[Figure record listings]
○ ○ ○

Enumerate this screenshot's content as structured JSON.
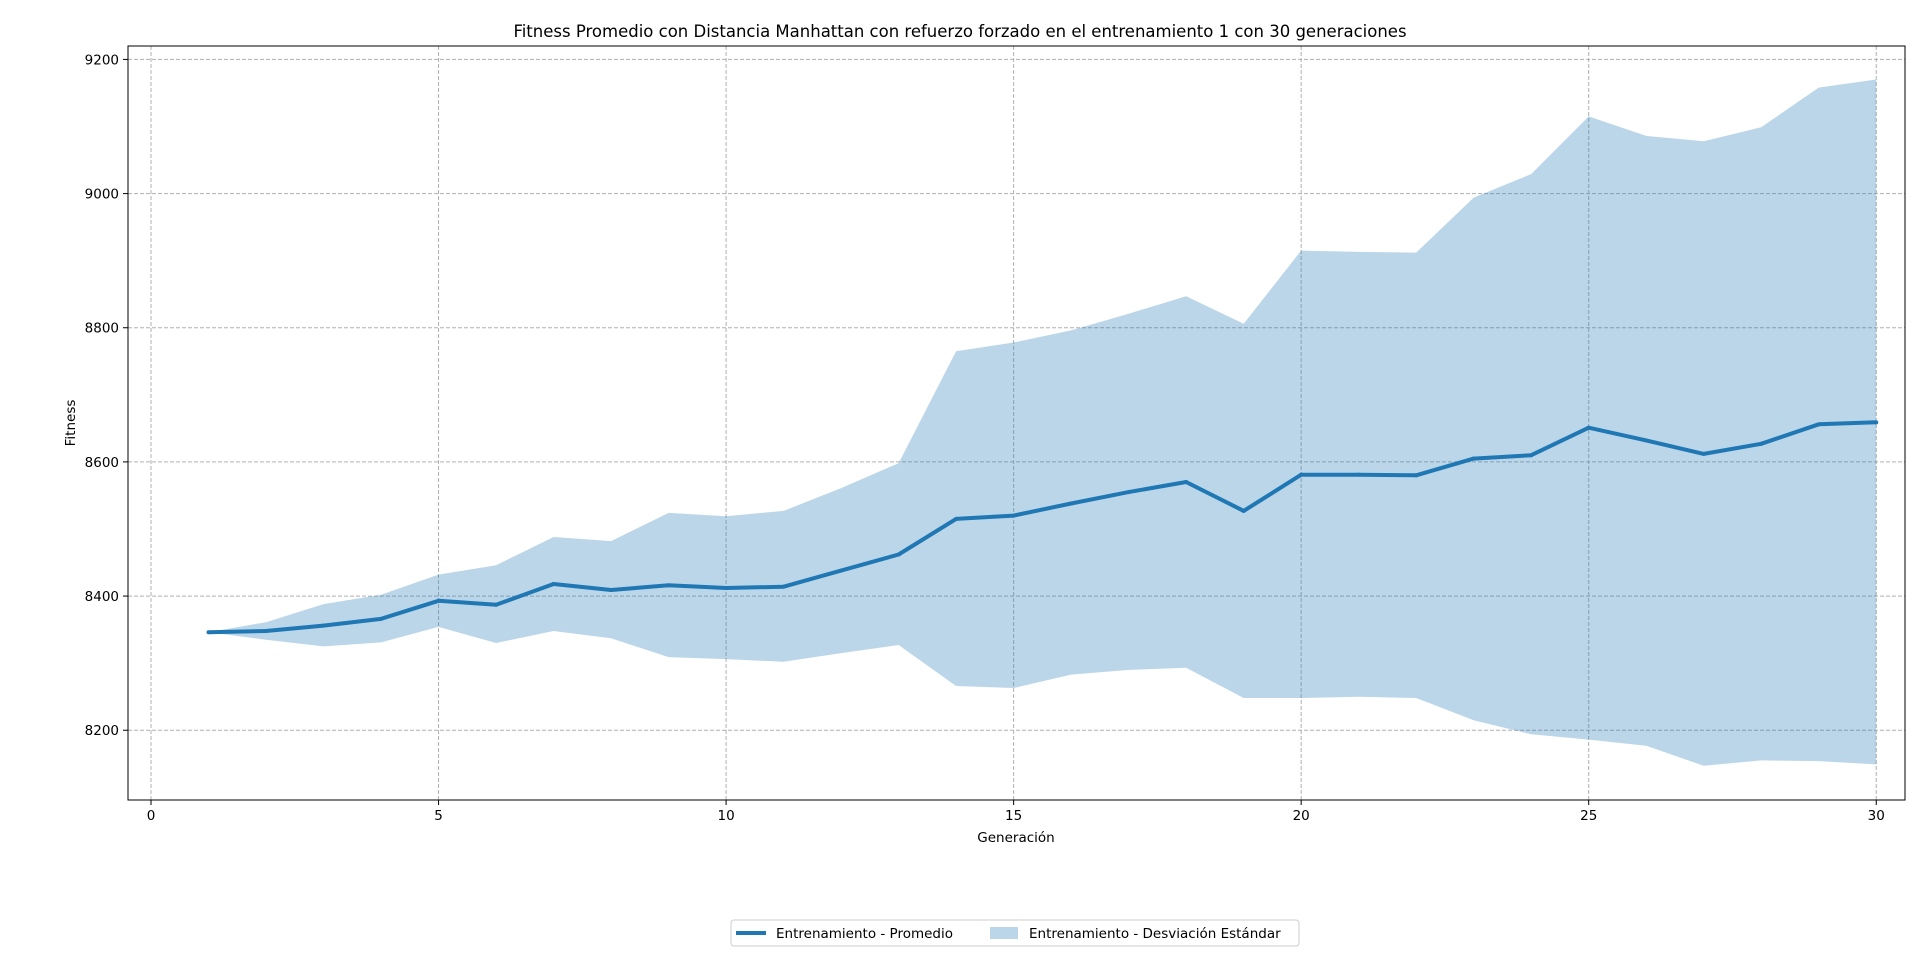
{
  "chart_data": {
    "type": "line",
    "title": "Fitness Promedio con Distancia Manhattan con refuerzo forzado en el entrenamiento 1 con 30 generaciones",
    "xlabel": "Generación",
    "ylabel": "Fitness",
    "xlim": [
      -0.4,
      30.5
    ],
    "ylim": [
      8096,
      9220
    ],
    "xticks": [
      0,
      5,
      10,
      15,
      20,
      25,
      30
    ],
    "yticks": [
      8200,
      8400,
      8600,
      8800,
      9000,
      9200
    ],
    "grid": true,
    "legend_position": "bottom-center",
    "colors": {
      "line": "#1f77b4",
      "band": "#1f77b4",
      "grid": "#b0b0b0"
    },
    "x": [
      1,
      2,
      3,
      4,
      5,
      6,
      7,
      8,
      9,
      10,
      11,
      12,
      13,
      14,
      15,
      16,
      17,
      18,
      19,
      20,
      21,
      22,
      23,
      24,
      25,
      26,
      27,
      28,
      29,
      30
    ],
    "series": [
      {
        "name": "Entrenamiento  - Promedio",
        "kind": "line",
        "values": [
          8346,
          8348,
          8356,
          8366,
          8393,
          8387,
          8418,
          8409,
          8416,
          8412,
          8414,
          8438,
          8462,
          8515,
          8520,
          8538,
          8555,
          8570,
          8527,
          8581,
          8581,
          8580,
          8605,
          8610,
          8651,
          8632,
          8612,
          8627,
          8656,
          8659
        ]
      },
      {
        "name": "Entrenamiento  - Desviación Estándar",
        "kind": "band",
        "upper": [
          8346,
          8361,
          8388,
          8402,
          8432,
          8446,
          8488,
          8482,
          8524,
          8519,
          8527,
          8561,
          8598,
          8765,
          8778,
          8796,
          8821,
          8847,
          8806,
          8915,
          8913,
          8912,
          8994,
          9029,
          9115,
          9086,
          9078,
          9099,
          9158,
          9170
        ],
        "lower": [
          8346,
          8335,
          8325,
          8331,
          8354,
          8330,
          8348,
          8337,
          8309,
          8306,
          8302,
          8315,
          8327,
          8266,
          8263,
          8283,
          8290,
          8293,
          8248,
          8248,
          8250,
          8248,
          8215,
          8194,
          8186,
          8177,
          8147,
          8155,
          8154,
          8149
        ]
      }
    ]
  }
}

○ ○ ○

:: EXERCISE BRIEF ::
Transcribe the material exactly, keeping every word and none of the pictures.

:: EXPECTED ANSWER ::
Enumerate this screenshot's content as structured JSON.
{
  "chart_data": {
    "type": "line",
    "title": "Fitness Promedio con Distancia Manhattan con refuerzo forzado en el entrenamiento 1 con 30 generaciones",
    "xlabel": "Generación",
    "ylabel": "Fitness",
    "xlim": [
      -0.4,
      30.5
    ],
    "ylim": [
      8096,
      9220
    ],
    "xticks": [
      0,
      5,
      10,
      15,
      20,
      25,
      30
    ],
    "yticks": [
      8200,
      8400,
      8600,
      8800,
      9000,
      9200
    ],
    "grid": true,
    "legend_position": "bottom-center",
    "colors": {
      "line": "#1f77b4",
      "band": "#1f77b4",
      "grid": "#b0b0b0"
    },
    "x": [
      1,
      2,
      3,
      4,
      5,
      6,
      7,
      8,
      9,
      10,
      11,
      12,
      13,
      14,
      15,
      16,
      17,
      18,
      19,
      20,
      21,
      22,
      23,
      24,
      25,
      26,
      27,
      28,
      29,
      30
    ],
    "series": [
      {
        "name": "Entrenamiento  - Promedio",
        "kind": "line",
        "values": [
          8346,
          8348,
          8356,
          8366,
          8393,
          8387,
          8418,
          8409,
          8416,
          8412,
          8414,
          8438,
          8462,
          8515,
          8520,
          8538,
          8555,
          8570,
          8527,
          8581,
          8581,
          8580,
          8605,
          8610,
          8651,
          8632,
          8612,
          8627,
          8656,
          8659
        ]
      },
      {
        "name": "Entrenamiento  - Desviación Estándar",
        "kind": "band",
        "upper": [
          8346,
          8361,
          8388,
          8402,
          8432,
          8446,
          8488,
          8482,
          8524,
          8519,
          8527,
          8561,
          8598,
          8765,
          8778,
          8796,
          8821,
          8847,
          8806,
          8915,
          8913,
          8912,
          8994,
          9029,
          9115,
          9086,
          9078,
          9099,
          9158,
          9170
        ],
        "lower": [
          8346,
          8335,
          8325,
          8331,
          8354,
          8330,
          8348,
          8337,
          8309,
          8306,
          8302,
          8315,
          8327,
          8266,
          8263,
          8283,
          8290,
          8293,
          8248,
          8248,
          8250,
          8248,
          8215,
          8194,
          8186,
          8177,
          8147,
          8155,
          8154,
          8149
        ]
      }
    ]
  }
}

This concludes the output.